Extrait cité:
+ + +

Opinions - 03.03.2017

Le service national facteur d’unité et de développement régional

Le service national facteur d’unité et de développement régional

On ne peut aborder le sujet du Service National sans le définir et sans relater de manière exhaustive son historique et celui de la Conscription Militaire, nerf névralgique de ce service.

1-le service militaire

1-1-Définitions

On appelle service militaire obligatoire la réquisition par l’Etat d’une partie de sa population au service de ses Forces Armées. Une autre définition identifie ce service : il s’agit d’un ensemble d’obligations militaires légales imposées aux citoyens pour contribuer à la défense éventuelle de leur pays et jouer le rôle de vivier aux Forces Armées de ce pays.

1-2-Evolution historique

Il faut remonter à l’antiquité pour retrouver les origines de la conscription. Elle touchait le dixième des citoyens surtout les mercenaires professionnels recrutés par les cités helléniques. Cette pratique fut utilisée aussi en Grèce, à Rome ainsi que par Hannibal et Cyrus. Ce n’est que Marius qui commença à accepter dans son armée les gens du peuple tandis que c’est sous Auguste que la notion d’armée permanente vît le jour. Cet aspect de la conscription ne touchait en fait que les gens qui vendaient leurs services pour alimenter les armées.

+ + +

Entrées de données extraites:
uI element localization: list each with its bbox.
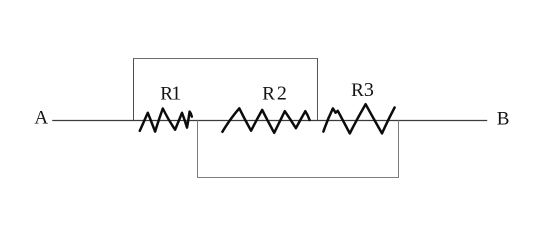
label R2 — [262, 83, 287, 105]
svg-text:R: R — [351, 80, 364, 101]
svg-text:3: 3 — [364, 79, 374, 101]
wire top branch horizontal — [133, 58, 318, 60]
resistor R3 — [323, 104, 394, 133]
label R3 — [351, 79, 374, 101]
wire top branch left vertical — [133, 58, 135, 121]
svg-text:A: A — [34, 108, 48, 129]
resistor R1 — [140, 109, 192, 132]
svg-text:R: R — [262, 84, 275, 105]
svg-text:2: 2 — [277, 83, 287, 105]
wire main horizontal A to B — [52, 120, 487, 122]
wire bottom branch horizontal — [197, 177, 399, 179]
svg-text:B: B — [497, 109, 510, 130]
wire top branch right vertical — [317, 58, 319, 121]
wire bottom branch right vertical — [398, 121, 400, 178]
wire bottom branch left vertical — [197, 121, 199, 178]
resistor R2 — [222, 108, 309, 133]
svg-text:1: 1 — [171, 83, 181, 105]
label R1 — [160, 83, 181, 105]
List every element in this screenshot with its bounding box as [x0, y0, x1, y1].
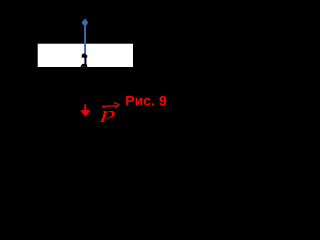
bar (beam): [38, 44, 133, 67]
pin (black weight) on bar: [80, 54, 87, 67]
svg-text:Рис. 9: Рис. 9: [125, 93, 167, 109]
force arrow F (blue, up): [82, 18, 89, 55]
vector arrow over p (red): [102, 103, 119, 108]
svg-text:p: p: [99, 105, 116, 122]
weight arrow P (red, down): [80, 104, 90, 116]
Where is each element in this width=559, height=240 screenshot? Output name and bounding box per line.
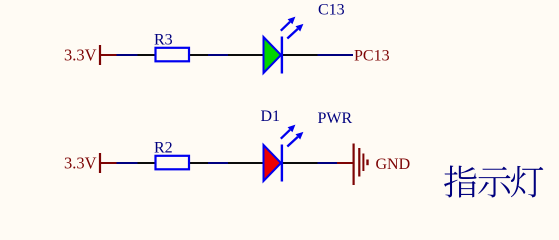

+ + +

Consigne A:
Réécrivez la partie de l'extrait sur le service national qui s'ouvre sur les mots contenant « Opinions - 03.03.2017 » et se clôt sur « de ce pays. », en y substituant « Armées nationales » à « Forces Armées ».
Consigne B:
Résumez en deux phrases l'extrait sur le service national.
Les données proviennent d'une autre source que l'extrait.

Corrigé détaillé A:
Opinions - 03.03.2017

Le service national facteur d’unité et de développement régional

Le service national facteur d’unité et de développement régional

On ne peut aborder le sujet du Service National sans le définir et sans relater de manière exhaustive son historique et celui de la Conscription Militaire, nerf névralgique de ce service.

1-le service militaire

1-1-Définitions

On appelle service militaire obligatoire la réquisition par l’Etat d’une partie de sa population au service de ses Armées nationales. Une autre définition identifie ce service : il s’agit d’un ensemble d’obligations militaires légales imposées aux citoyens pour contribuer à la défense éventuelle de leur pays et jouer le rôle de vivier aux Armées nationales de ce pays.

Corrigé détaillé B:
L'extrait définit le service militaire obligatoire comme la réquisition par l'État d'une partie de sa population au service de ses Forces Armées, soit un ensemble d'obligations militaires légales imposées aux citoyens pour contribuer à la défense de leur pays. La conscription remonte à l'Antiquité, Marius commençant à accepter les gens du peuple dans son armée, tandis que la notion d'armée permanente naquit sous Auguste.